*Stated task*. Exactly as written, retype the listing below, omitting the pictures.

*Working data*.
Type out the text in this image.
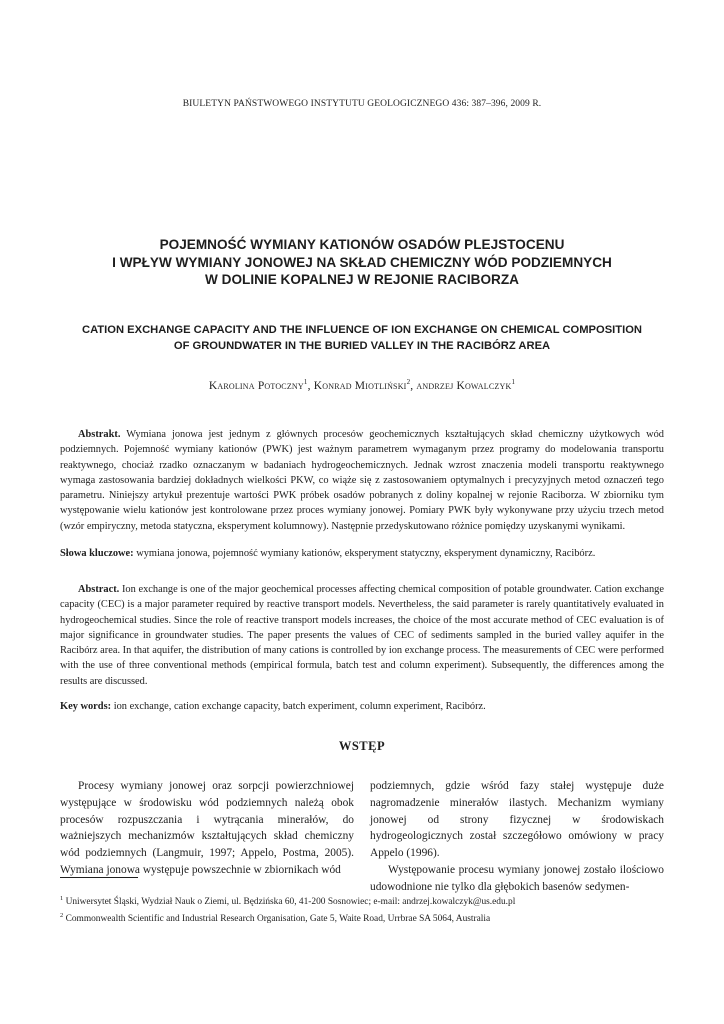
BIULETYN PAŃSTWOWEGO INSTYTUTU GEOLOGICZNEGO 436: 387–396, 2009 R.
POJEMNOŚĆ WYMIANY KATIONÓW OSADÓW PLEJSTOCENU
I WPŁYW WYMIANY JONOWEJ NA SKŁAD CHEMICZNY WÓD PODZIEMNYCH
W DOLINIE KOPALNEJ W REJONIE RACIBORZA
CATION EXCHANGE CAPACITY AND THE INFLUENCE OF ION EXCHANGE ON CHEMICAL COMPOSITION
OF GROUNDWATER IN THE BURIED VALLEY IN THE RACIBÓRZ AREA
Karolina Potoczny$^1$, Konrad Miotliński$^2$, andrzej Kowalczyk$^1$
Abstrakt. Wymiana jonowa jest jednym z głównych procesów geochemicznych kształtujących skład chemiczny użytkowych wód podziemnych. Pojemność wymiany kationów (PWK) jest ważnym parametrem wymaganym przez programy do modelowania transportu reaktywnego, chociaż rzadko oznaczanym w badaniach hydrogeochemicznych. Jednak wzrost znaczenia modeli transportu reaktywnego wymaga zastosowania bardziej dokładnych wielkości PKW, co wiąże się z zastosowaniem optymalnych i precyzyjnych metod oznaczeń tego parametru. Niniejszy artykuł prezentuje wartości PWK próbek osadów pobranych z doliny kopalnej w rejonie Raciborza. W zbiorniku tym występowanie wielu kationów jest kontrolowane przez proces wymiany jonowej. Pomiary PWK były wykonywane przy użyciu trzech metod (wzór empiryczny, metoda statyczna, eksperyment kolumnowy). Następnie przedyskutowano różnice pomiędzy uzyskanymi wynikami.
Słowa kluczowe: wymiana jonowa, pojemność wymiany kationów, eksperyment statyczny, eksperyment dynamiczny, Racibórz.
Abstract. Ion exchange is one of the major geochemical processes affecting chemical composition of potable groundwater. Cation exchange capacity (CEC) is a major parameter required by reactive transport models. Nevertheless, the said parameter is rarely quantitatively evaluated in hydrogeochemical studies. Since the role of reactive transport models increases, the choice of the most accurate method of CEC evaluation is of major significance in groundwater studies. The paper presents the values of CEC of sediments sampled in the buried valley aquifer in the Racibórz area. In that aquifer, the distribution of many cations is controlled by ion exchange process. The measurements of CEC were performed with the use of three conventional methods (empirical formula, batch test and column experiment). Subsequently, the differences among the results are discussed.
Key words: ion exchange, cation exchange capacity, batch experiment, column experiment, Racibórz.
WSTĘP

Procesy wymiany jonowej oraz sorpcji powierzchniowej występujące w środowisku wód podziemnych należą obok procesów rozpuszczania i wytrącania minerałów, do ważniejszych mechanizmów kształtujących skład chemiczny wód podziemnych (Langmuir, 1997; Appelo, Postma, 2005). Wymiana jonowa występuje powszechnie w zbiornikach wód

podziemnych, gdzie wśród fazy stałej występuje duże nagromadzenie minerałów ilastych. Mechanizm wymiany jonowej od strony fizycznej w środowiskach hydrogeologicznych został szczegółowo omówiony w pracy Appelo (1996).

Występowanie procesu wymiany jonowej zostało ilościowo udowodnione nie tylko dla głębokich basenów sedymen-

$^1$ Uniwersytet Śląski, Wydział Nauk o Ziemi, ul. Będzińska 60, 41-200 Sosnowiec; e-mail: andrzej.kowalczyk@us.edu.pl
$^2$ Commonwealth Scientific and Industrial Research Organisation, Gate 5, Waite Road, Urrbrae SA 5064, Australia
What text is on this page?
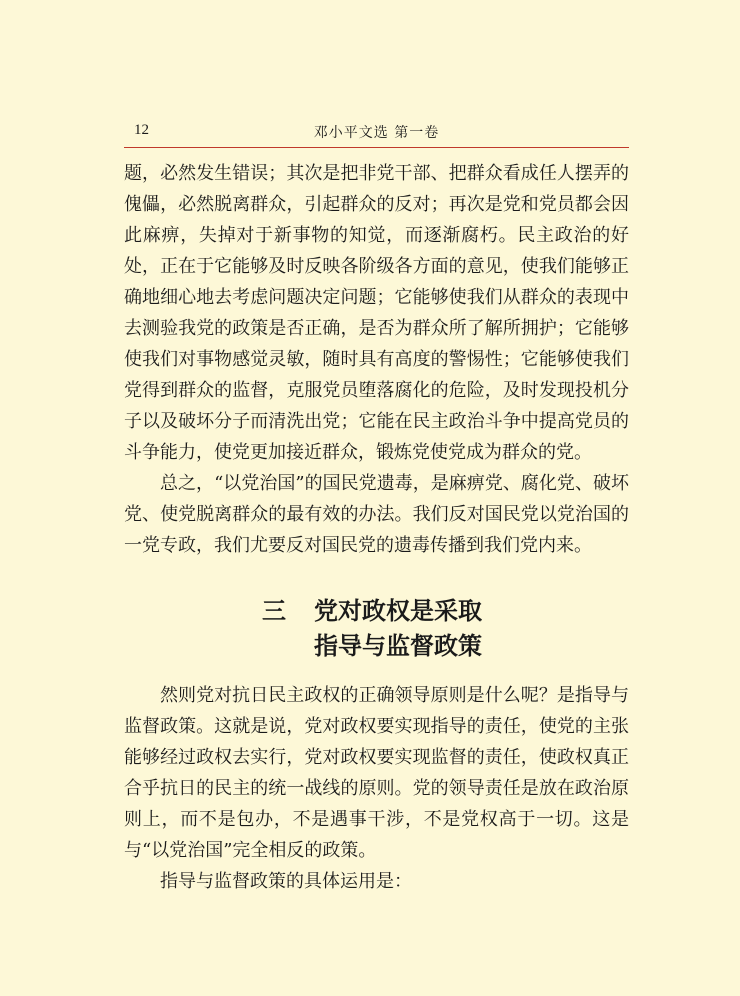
12	邓小平文选 第一卷

题，必然发生错误；其次是把非党干部、把群众看成任人摆弄的傀儡，必然脱离群众，引起群众的反对；再次是党和党员都会因此麻痹，失掉对于新事物的知觉，而逐渐腐朽。民主政治的好处，正在于它能够及时反映各阶级各方面的意见，使我们能够正确地细心地去考虑问题决定问题；它能够使我们从群众的表现中去测验我党的政策是否正确，是否为群众所了解所拥护；它能够使我们对事物感觉灵敏，随时具有高度的警惕性；它能够使我们党得到群众的监督，克服党员堕落腐化的危险，及时发现投机分子以及破坏分子而清洗出党；它能在民主政治斗争中提高党员的斗争能力，使党更加接近群众，锻炼党使党成为群众的党。

总之，“以党治国”的国民党遗毒，是麻痹党、腐化党、破坏党、使党脱离群众的最有效的办法。我们反对国民党以党治国的一党专政，我们尤要反对国民党的遗毒传播到我们党内来。

三 党对政权是采取
指导与监督政策

然则党对抗日民主政权的正确领导原则是什么呢？是指导与监督政策。这就是说，党对政权要实现指导的责任，使党的主张能够经过政权去实行，党对政权要实现监督的责任，使政权真正合乎抗日的民主的统一战线的原则。党的领导责任是放在政治原则上，而不是包办，不是遇事干涉，不是党权高于一切。这是与“以党治国”完全相反的政策。

指导与监督政策的具体运用是：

*Result of the task*.
Type out the text in this image.
BIULETYN PAŃSTWOWEGO INSTYTUTU GEOLOGICZNEGO 436: 387–396, 2009 R.
POJEMNOŚĆ WYMIANY KATIONÓW OSADÓW PLEJSTOCENU
I WPŁYW WYMIANY JONOWEJ NA SKŁAD CHEMICZNY WÓD PODZIEMNYCH
W DOLINIE KOPALNEJ W REJONIE RACIBORZA
CATION EXCHANGE CAPACITY AND THE INFLUENCE OF ION EXCHANGE ON CHEMICAL COMPOSITION
OF GROUNDWATER IN THE BURIED VALLEY IN THE RACIBÓRZ AREA
Karolina Potoczny$^1$, Konrad Miotliński$^2$, andrzej Kowalczyk$^1$
Abstrakt. Wymiana jonowa jest jednym z głównych procesów geochemicznych kształtujących skład chemiczny użytkowych wód podziemnych. Pojemność wymiany kationów (PWK) jest ważnym parametrem wymaganym przez programy do modelowania transportu reaktywnego, chociaż rzadko oznaczanym w badaniach hydrogeochemicznych. Jednak wzrost znaczenia modeli transportu reaktywnego wymaga zastosowania bardziej dokładnych wielkości PKW, co wiąże się z zastosowaniem optymalnych i precyzyjnych metod oznaczeń tego parametru. Niniejszy artykuł prezentuje wartości PWK próbek osadów pobranych z doliny kopalnej w rejonie Raciborza. W zbiorniku tym występowanie wielu kationów jest kontrolowane przez proces wymiany jonowej. Pomiary PWK były wykonywane przy użyciu trzech metod (wzór empiryczny, metoda statyczna, eksperyment kolumnowy). Następnie przedyskutowano różnice pomiędzy uzyskanymi wynikami.
Słowa kluczowe: wymiana jonowa, pojemność wymiany kationów, eksperyment statyczny, eksperyment dynamiczny, Racibórz.
Abstract. Ion exchange is one of the major geochemical processes affecting chemical composition of potable groundwater. Cation exchange capacity (CEC) is a major parameter required by reactive transport models. Nevertheless, the said parameter is rarely quantitatively evaluated in hydrogeochemical studies. Since the role of reactive transport models increases, the choice of the most accurate method of CEC evaluation is of major significance in groundwater studies. The paper presents the values of CEC of sediments sampled in the buried valley aquifer in the Racibórz area. In that aquifer, the distribution of many cations is controlled by ion exchange process. The measurements of CEC were performed with the use of three conventional methods (empirical formula, batch test and column experiment). Subsequently, the differences among the results are discussed.
Key words: ion exchange, cation exchange capacity, batch experiment, column experiment, Racibórz.
WSTĘP

Procesy wymiany jonowej oraz sorpcji powierzchniowej występujące w środowisku wód podziemnych należą obok procesów rozpuszczania i wytrącania minerałów, do ważniejszych mechanizmów kształtujących skład chemiczny wód podziemnych (Langmuir, 1997; Appelo, Postma, 2005). Wymiana jonowa występuje powszechnie w zbiornikach wód

podziemnych, gdzie wśród fazy stałej występuje duże nagromadzenie minerałów ilastych. Mechanizm wymiany jonowej od strony fizycznej w środowiskach hydrogeologicznych został szczegółowo omówiony w pracy Appelo (1996).

Występowanie procesu wymiany jonowej zostało ilościowo udowodnione nie tylko dla głębokich basenów sedymen-

$^1$ Uniwersytet Śląski, Wydział Nauk o Ziemi, ul. Będzińska 60, 41-200 Sosnowiec; e-mail: andrzej.kowalczyk@us.edu.pl
$^2$ Commonwealth Scientific and Industrial Research Organisation, Gate 5, Waite Road, Urrbrae SA 5064, Australia
What text is on this page?
12	邓小平文选 第一卷

题，必然发生错误；其次是把非党干部、把群众看成任人摆弄的傀儡，必然脱离群众，引起群众的反对；再次是党和党员都会因此麻痹，失掉对于新事物的知觉，而逐渐腐朽。民主政治的好处，正在于它能够及时反映各阶级各方面的意见，使我们能够正确地细心地去考虑问题决定问题；它能够使我们从群众的表现中去测验我党的政策是否正确，是否为群众所了解所拥护；它能够使我们对事物感觉灵敏，随时具有高度的警惕性；它能够使我们党得到群众的监督，克服党员堕落腐化的危险，及时发现投机分子以及破坏分子而清洗出党；它能在民主政治斗争中提高党员的斗争能力，使党更加接近群众，锻炼党使党成为群众的党。

总之，“以党治国”的国民党遗毒，是麻痹党、腐化党、破坏党、使党脱离群众的最有效的办法。我们反对国民党以党治国的一党专政，我们尤要反对国民党的遗毒传播到我们党内来。

三 党对政权是采取
指导与监督政策

然则党对抗日民主政权的正确领导原则是什么呢？是指导与监督政策。这就是说，党对政权要实现指导的责任，使党的主张能够经过政权去实行，党对政权要实现监督的责任，使政权真正合乎抗日的民主的统一战线的原则。党的领导责任是放在政治原则上，而不是包办，不是遇事干涉，不是党权高于一切。这是与“以党治国”完全相反的政策。

指导与监督政策的具体运用是：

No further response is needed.